## Work required
Return every entry exactly as written.

## Input rows
-- start --

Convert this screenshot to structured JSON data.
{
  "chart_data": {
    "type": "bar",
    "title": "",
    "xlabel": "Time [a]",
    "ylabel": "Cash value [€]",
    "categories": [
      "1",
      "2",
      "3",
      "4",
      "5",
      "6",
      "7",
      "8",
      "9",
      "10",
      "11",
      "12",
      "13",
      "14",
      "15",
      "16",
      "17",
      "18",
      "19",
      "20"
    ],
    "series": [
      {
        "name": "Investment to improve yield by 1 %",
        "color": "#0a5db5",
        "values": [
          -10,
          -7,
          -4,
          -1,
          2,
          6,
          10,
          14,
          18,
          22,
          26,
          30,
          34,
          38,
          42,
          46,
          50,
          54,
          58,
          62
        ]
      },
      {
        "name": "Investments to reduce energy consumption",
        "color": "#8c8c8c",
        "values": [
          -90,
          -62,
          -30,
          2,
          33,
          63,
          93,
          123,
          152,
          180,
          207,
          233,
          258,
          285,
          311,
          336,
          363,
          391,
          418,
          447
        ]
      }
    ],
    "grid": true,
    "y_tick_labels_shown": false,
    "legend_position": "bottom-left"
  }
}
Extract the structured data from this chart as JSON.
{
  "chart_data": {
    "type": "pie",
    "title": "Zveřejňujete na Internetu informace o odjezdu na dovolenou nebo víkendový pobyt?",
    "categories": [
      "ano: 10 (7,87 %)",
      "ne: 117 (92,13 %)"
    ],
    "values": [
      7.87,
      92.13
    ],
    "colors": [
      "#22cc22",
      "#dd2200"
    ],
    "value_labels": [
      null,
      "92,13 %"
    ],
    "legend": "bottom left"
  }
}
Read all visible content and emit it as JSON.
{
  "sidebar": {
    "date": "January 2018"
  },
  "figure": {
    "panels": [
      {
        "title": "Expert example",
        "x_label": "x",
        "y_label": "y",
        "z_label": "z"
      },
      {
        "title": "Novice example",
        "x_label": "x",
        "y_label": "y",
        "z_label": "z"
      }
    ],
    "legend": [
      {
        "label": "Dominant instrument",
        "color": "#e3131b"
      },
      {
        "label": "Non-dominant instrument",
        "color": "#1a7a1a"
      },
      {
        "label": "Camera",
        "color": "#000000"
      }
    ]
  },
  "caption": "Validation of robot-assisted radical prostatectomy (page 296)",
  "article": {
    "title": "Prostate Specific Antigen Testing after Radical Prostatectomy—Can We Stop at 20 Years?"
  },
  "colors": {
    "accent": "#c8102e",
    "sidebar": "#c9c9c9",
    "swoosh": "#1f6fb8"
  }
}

-- end --

## Response
Convert this screenshot to structured JSON data.
{
  "chart_data": {
    "type": "bar",
    "title": "",
    "xlabel": "Time [a]",
    "ylabel": "Cash value [€]",
    "categories": [
      "1",
      "2",
      "3",
      "4",
      "5",
      "6",
      "7",
      "8",
      "9",
      "10",
      "11",
      "12",
      "13",
      "14",
      "15",
      "16",
      "17",
      "18",
      "19",
      "20"
    ],
    "series": [
      {
        "name": "Investment to improve yield by 1 %",
        "color": "#0a5db5",
        "values": [
          -10,
          -7,
          -4,
          -1,
          2,
          6,
          10,
          14,
          18,
          22,
          26,
          30,
          34,
          38,
          42,
          46,
          50,
          54,
          58,
          62
        ]
      },
      {
        "name": "Investments to reduce energy consumption",
        "color": "#8c8c8c",
        "values": [
          -90,
          -62,
          -30,
          2,
          33,
          63,
          93,
          123,
          152,
          180,
          207,
          233,
          258,
          285,
          311,
          336,
          363,
          391,
          418,
          447
        ]
      }
    ],
    "grid": true,
    "y_tick_labels_shown": false,
    "legend_position": "bottom-left"
  }
}
Extract the structured data from this chart as JSON.
{
  "chart_data": {
    "type": "pie",
    "title": "Zveřejňujete na Internetu informace o odjezdu na dovolenou nebo víkendový pobyt?",
    "categories": [
      "ano: 10 (7,87 %)",
      "ne: 117 (92,13 %)"
    ],
    "values": [
      7.87,
      92.13
    ],
    "colors": [
      "#22cc22",
      "#dd2200"
    ],
    "value_labels": [
      null,
      "92,13 %"
    ],
    "legend": "bottom left"
  }
}
Read all visible content and emit it as JSON.
{
  "sidebar": {
    "date": "January 2018"
  },
  "figure": {
    "panels": [
      {
        "title": "Expert example",
        "x_label": "x",
        "y_label": "y",
        "z_label": "z"
      },
      {
        "title": "Novice example",
        "x_label": "x",
        "y_label": "y",
        "z_label": "z"
      }
    ],
    "legend": [
      {
        "label": "Dominant instrument",
        "color": "#e3131b"
      },
      {
        "label": "Non-dominant instrument",
        "color": "#1a7a1a"
      },
      {
        "label": "Camera",
        "color": "#000000"
      }
    ]
  },
  "caption": "Validation of robot-assisted radical prostatectomy (page 296)",
  "article": {
    "title": "Prostate Specific Antigen Testing after Radical Prostatectomy—Can We Stop at 20 Years?"
  },
  "colors": {
    "accent": "#c8102e",
    "sidebar": "#c9c9c9",
    "swoosh": "#1f6fb8"
  }
}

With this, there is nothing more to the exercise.